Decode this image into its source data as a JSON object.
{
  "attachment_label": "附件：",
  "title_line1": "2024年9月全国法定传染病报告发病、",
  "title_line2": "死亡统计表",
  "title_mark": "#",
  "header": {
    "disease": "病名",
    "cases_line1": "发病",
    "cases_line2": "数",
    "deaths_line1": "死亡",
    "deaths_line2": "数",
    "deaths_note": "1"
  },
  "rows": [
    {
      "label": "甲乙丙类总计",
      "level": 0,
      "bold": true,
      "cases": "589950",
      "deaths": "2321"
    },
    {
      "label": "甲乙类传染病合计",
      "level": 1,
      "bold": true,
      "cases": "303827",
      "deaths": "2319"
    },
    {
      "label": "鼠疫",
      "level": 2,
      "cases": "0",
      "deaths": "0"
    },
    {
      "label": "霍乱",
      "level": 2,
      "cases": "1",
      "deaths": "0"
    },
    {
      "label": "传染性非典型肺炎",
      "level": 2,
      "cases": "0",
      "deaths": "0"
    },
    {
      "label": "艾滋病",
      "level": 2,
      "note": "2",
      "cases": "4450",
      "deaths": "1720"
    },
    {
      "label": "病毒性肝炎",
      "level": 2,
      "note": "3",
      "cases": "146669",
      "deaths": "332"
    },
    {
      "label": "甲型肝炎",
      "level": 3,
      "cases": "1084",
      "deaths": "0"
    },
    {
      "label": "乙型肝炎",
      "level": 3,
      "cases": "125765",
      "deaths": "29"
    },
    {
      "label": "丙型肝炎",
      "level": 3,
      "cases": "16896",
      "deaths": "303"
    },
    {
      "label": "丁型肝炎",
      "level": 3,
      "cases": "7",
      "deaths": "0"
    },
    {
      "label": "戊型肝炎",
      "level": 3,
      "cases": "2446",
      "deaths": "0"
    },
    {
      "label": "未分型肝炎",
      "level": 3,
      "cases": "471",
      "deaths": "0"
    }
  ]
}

......

Direction:
Give back the whole listing exactly as it reads.

Output for this task:
Decode this image into its source data as a JSON object.
{
  "attachment_label": "附件：",
  "title_line1": "2024年9月全国法定传染病报告发病、",
  "title_line2": "死亡统计表",
  "title_mark": "#",
  "header": {
    "disease": "病名",
    "cases_line1": "发病",
    "cases_line2": "数",
    "deaths_line1": "死亡",
    "deaths_line2": "数",
    "deaths_note": "1"
  },
  "rows": [
    {
      "label": "甲乙丙类总计",
      "level": 0,
      "bold": true,
      "cases": "589950",
      "deaths": "2321"
    },
    {
      "label": "甲乙类传染病合计",
      "level": 1,
      "bold": true,
      "cases": "303827",
      "deaths": "2319"
    },
    {
      "label": "鼠疫",
      "level": 2,
      "cases": "0",
      "deaths": "0"
    },
    {
      "label": "霍乱",
      "level": 2,
      "cases": "1",
      "deaths": "0"
    },
    {
      "label": "传染性非典型肺炎",
      "level": 2,
      "cases": "0",
      "deaths": "0"
    },
    {
      "label": "艾滋病",
      "level": 2,
      "note": "2",
      "cases": "4450",
      "deaths": "1720"
    },
    {
      "label": "病毒性肝炎",
      "level": 2,
      "note": "3",
      "cases": "146669",
      "deaths": "332"
    },
    {
      "label": "甲型肝炎",
      "level": 3,
      "cases": "1084",
      "deaths": "0"
    },
    {
      "label": "乙型肝炎",
      "level": 3,
      "cases": "125765",
      "deaths": "29"
    },
    {
      "label": "丙型肝炎",
      "level": 3,
      "cases": "16896",
      "deaths": "303"
    },
    {
      "label": "丁型肝炎",
      "level": 3,
      "cases": "7",
      "deaths": "0"
    },
    {
      "label": "戊型肝炎",
      "level": 3,
      "cases": "2446",
      "deaths": "0"
    },
    {
      "label": "未分型肝炎",
      "level": 3,
      "cases": "471",
      "deaths": "0"
    }
  ]
}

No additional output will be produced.